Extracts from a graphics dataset
:::

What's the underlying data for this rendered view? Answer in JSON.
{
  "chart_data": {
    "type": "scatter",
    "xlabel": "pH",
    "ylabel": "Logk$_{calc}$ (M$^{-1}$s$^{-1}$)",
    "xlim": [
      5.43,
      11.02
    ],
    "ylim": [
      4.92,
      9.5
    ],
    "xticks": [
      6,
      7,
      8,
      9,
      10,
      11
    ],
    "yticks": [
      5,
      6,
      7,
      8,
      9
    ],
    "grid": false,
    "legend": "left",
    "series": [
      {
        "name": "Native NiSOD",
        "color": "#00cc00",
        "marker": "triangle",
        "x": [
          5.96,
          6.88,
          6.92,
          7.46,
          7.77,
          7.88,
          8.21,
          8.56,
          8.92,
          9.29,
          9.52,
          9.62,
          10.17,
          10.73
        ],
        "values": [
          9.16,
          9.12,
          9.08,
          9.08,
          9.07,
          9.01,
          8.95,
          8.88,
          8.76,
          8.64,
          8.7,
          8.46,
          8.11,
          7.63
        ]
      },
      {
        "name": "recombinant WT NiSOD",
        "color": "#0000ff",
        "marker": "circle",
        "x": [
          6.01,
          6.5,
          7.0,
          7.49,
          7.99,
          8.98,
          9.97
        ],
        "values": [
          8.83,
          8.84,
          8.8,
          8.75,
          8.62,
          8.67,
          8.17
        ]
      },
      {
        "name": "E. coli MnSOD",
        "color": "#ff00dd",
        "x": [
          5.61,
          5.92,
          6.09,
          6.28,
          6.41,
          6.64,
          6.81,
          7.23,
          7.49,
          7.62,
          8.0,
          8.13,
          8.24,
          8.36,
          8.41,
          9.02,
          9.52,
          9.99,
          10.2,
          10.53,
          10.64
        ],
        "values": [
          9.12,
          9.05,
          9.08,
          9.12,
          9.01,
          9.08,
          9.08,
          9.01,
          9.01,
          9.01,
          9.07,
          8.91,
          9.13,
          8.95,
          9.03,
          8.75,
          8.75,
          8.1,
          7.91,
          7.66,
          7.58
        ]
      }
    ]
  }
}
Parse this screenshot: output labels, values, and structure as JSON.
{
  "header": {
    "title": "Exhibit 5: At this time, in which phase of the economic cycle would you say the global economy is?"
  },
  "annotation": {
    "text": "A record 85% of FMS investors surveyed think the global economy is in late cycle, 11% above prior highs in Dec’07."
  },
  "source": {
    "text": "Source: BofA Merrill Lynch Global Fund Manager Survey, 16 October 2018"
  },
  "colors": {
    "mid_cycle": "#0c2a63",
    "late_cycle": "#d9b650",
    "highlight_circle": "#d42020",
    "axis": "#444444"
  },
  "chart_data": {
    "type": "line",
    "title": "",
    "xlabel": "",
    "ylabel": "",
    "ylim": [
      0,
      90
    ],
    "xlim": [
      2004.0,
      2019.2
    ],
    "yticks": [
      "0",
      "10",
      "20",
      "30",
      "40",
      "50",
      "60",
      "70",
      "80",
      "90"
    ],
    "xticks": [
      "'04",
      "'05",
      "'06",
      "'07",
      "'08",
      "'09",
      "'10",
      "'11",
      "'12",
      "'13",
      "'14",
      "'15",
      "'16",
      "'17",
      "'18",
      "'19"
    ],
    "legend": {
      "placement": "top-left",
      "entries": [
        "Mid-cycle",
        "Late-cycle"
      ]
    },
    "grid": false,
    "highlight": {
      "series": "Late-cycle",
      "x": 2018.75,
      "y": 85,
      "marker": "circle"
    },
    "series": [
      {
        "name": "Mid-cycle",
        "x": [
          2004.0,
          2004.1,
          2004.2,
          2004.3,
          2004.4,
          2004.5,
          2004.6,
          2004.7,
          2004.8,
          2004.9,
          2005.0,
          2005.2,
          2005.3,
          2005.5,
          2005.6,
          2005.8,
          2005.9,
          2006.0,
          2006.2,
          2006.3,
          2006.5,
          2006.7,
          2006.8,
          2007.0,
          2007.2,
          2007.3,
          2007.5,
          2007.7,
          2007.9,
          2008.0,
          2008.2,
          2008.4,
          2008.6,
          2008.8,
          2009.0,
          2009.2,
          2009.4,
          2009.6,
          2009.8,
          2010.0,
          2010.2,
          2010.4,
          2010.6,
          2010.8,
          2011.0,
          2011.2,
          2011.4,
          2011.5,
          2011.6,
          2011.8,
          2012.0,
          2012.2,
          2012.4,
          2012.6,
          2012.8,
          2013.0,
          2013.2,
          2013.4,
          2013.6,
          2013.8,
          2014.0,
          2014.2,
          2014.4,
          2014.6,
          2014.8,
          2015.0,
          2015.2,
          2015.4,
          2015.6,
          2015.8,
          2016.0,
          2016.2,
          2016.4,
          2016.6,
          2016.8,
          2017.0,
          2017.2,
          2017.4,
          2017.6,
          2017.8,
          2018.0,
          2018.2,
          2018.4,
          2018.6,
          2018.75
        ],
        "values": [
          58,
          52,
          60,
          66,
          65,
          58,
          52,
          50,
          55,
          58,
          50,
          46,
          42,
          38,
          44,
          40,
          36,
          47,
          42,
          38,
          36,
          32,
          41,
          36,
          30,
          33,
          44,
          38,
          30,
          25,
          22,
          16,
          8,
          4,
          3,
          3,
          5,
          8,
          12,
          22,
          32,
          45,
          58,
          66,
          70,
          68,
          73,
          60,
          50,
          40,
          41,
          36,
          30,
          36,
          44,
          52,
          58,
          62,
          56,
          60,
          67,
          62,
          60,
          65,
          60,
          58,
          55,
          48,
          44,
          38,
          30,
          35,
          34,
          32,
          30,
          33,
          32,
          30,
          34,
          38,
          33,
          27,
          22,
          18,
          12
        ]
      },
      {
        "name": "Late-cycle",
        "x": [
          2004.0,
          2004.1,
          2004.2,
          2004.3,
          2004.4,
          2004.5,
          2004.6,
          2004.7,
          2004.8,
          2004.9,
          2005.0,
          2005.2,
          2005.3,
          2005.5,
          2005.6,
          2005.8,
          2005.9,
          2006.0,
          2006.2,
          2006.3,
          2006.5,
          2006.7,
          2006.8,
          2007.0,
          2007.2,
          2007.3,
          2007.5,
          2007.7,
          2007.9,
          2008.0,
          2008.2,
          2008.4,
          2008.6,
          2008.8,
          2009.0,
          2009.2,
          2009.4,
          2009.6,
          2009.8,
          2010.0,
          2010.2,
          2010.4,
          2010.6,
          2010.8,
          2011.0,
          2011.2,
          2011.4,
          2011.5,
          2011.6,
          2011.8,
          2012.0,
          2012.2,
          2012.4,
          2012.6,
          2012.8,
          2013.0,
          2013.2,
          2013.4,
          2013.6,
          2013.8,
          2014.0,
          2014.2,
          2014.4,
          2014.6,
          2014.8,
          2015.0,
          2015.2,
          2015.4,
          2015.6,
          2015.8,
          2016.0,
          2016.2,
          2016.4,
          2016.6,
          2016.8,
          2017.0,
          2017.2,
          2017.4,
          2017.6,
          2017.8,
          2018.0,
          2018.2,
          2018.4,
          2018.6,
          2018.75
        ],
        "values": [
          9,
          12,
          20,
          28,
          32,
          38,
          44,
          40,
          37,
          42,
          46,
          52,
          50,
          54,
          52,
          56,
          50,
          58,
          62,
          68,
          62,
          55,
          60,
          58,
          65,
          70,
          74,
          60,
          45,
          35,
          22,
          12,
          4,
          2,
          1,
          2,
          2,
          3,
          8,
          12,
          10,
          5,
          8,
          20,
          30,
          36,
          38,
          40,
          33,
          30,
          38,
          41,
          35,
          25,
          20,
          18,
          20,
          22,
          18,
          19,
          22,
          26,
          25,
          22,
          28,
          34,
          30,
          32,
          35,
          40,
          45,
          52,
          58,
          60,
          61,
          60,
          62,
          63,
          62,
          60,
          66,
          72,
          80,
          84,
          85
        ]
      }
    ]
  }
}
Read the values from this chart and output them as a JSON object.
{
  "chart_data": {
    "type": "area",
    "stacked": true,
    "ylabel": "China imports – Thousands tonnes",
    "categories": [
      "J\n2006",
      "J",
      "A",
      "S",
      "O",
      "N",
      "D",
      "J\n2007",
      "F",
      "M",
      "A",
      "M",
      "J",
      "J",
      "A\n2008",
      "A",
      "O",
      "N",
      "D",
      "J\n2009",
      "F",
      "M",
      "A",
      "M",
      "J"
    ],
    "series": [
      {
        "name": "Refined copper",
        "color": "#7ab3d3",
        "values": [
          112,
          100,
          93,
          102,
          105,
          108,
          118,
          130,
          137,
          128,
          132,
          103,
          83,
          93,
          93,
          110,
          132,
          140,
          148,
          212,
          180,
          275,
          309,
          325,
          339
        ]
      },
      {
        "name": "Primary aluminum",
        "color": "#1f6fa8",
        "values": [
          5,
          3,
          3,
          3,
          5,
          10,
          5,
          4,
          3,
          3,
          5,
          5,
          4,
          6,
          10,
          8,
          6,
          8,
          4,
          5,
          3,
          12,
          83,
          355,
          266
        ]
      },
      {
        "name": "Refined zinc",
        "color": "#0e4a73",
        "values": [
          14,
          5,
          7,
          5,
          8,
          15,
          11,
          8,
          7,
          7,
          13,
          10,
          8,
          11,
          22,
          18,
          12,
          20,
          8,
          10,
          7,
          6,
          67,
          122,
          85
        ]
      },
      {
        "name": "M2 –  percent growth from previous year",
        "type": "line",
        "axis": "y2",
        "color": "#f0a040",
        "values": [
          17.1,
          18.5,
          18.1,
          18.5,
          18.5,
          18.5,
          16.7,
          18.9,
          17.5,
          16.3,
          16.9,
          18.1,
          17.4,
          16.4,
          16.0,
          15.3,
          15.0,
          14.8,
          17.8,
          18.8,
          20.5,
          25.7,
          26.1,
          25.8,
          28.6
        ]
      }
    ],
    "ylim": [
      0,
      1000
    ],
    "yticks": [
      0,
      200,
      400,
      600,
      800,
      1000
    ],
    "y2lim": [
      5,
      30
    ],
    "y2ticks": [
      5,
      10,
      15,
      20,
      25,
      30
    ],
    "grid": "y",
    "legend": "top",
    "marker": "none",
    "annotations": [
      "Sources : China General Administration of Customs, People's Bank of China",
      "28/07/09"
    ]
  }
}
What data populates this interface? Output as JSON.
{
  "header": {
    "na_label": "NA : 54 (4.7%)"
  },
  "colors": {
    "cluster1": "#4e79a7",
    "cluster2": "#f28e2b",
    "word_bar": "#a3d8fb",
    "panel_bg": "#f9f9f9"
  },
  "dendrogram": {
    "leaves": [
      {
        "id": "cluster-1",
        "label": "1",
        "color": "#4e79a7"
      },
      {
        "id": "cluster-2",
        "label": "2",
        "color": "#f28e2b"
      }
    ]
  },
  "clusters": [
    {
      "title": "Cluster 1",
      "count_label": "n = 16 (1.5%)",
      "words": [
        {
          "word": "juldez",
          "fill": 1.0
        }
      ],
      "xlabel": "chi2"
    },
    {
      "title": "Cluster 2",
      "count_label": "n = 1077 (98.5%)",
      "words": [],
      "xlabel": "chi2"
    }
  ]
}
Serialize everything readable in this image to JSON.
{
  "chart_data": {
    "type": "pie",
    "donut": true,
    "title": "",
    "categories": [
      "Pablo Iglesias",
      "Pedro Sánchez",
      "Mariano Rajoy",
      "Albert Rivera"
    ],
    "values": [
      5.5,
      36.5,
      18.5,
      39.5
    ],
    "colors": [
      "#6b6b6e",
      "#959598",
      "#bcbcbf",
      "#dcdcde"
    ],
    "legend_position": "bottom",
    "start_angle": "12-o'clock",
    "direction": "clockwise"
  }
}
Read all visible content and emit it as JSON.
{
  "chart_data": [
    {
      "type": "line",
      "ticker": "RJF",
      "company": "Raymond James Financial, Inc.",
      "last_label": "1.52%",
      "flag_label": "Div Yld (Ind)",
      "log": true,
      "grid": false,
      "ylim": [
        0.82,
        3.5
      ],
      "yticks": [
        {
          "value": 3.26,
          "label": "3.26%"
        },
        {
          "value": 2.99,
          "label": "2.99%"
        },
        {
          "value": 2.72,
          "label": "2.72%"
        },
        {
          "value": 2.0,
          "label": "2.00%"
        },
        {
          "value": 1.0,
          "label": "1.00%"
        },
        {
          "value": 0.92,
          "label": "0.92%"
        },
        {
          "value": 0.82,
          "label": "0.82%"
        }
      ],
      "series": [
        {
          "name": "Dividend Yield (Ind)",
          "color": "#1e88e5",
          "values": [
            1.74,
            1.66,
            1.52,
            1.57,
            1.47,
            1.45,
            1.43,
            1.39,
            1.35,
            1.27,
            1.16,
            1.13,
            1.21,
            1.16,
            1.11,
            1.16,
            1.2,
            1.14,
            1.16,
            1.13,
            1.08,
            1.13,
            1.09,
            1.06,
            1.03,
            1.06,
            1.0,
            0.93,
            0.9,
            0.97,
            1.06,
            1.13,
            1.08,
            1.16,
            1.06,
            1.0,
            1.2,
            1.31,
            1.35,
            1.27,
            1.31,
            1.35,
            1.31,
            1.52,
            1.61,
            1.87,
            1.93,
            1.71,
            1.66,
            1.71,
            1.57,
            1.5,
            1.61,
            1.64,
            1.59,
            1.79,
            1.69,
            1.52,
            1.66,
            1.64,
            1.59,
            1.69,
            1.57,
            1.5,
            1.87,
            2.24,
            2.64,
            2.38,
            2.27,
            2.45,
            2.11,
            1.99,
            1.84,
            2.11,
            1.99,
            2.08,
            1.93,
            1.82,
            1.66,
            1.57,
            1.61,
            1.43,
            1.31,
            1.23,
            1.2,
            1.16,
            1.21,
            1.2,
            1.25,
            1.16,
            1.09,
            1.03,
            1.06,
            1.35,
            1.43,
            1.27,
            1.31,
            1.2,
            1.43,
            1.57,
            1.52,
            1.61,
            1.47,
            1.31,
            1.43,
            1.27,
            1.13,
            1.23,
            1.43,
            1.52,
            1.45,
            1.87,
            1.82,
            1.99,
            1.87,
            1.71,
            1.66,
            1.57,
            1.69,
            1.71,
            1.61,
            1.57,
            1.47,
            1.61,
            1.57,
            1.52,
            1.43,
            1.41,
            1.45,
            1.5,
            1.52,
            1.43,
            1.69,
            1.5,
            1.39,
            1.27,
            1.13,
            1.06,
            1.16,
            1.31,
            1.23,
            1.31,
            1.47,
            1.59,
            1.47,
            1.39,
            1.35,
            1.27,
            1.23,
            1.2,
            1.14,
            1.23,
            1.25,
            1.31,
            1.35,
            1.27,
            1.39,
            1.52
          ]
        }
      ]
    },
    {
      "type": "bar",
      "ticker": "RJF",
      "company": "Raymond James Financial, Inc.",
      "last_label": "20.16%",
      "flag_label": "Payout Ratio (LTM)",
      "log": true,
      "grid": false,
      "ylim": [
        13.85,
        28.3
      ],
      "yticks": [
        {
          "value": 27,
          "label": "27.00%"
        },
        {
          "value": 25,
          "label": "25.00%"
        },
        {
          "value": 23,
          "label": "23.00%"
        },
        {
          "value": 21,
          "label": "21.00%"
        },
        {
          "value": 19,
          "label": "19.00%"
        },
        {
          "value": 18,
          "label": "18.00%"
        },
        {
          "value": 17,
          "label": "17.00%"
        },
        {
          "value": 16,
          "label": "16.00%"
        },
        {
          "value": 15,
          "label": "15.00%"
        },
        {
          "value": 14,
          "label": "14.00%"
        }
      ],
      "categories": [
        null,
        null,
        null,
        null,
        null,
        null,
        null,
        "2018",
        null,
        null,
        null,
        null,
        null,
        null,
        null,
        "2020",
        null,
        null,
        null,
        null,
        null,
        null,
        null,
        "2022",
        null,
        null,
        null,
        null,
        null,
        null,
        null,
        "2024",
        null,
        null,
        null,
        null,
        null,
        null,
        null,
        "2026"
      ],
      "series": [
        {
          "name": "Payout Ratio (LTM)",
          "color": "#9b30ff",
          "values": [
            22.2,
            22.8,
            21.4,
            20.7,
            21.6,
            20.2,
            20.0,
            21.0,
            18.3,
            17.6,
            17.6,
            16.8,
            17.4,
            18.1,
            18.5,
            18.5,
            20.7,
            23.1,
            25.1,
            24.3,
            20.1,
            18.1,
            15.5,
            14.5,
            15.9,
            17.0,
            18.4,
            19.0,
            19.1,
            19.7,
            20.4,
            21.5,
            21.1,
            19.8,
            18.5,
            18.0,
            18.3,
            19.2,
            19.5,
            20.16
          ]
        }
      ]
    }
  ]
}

:::

Determine how many of the lines above hold the word "name", and output that number by itself.

11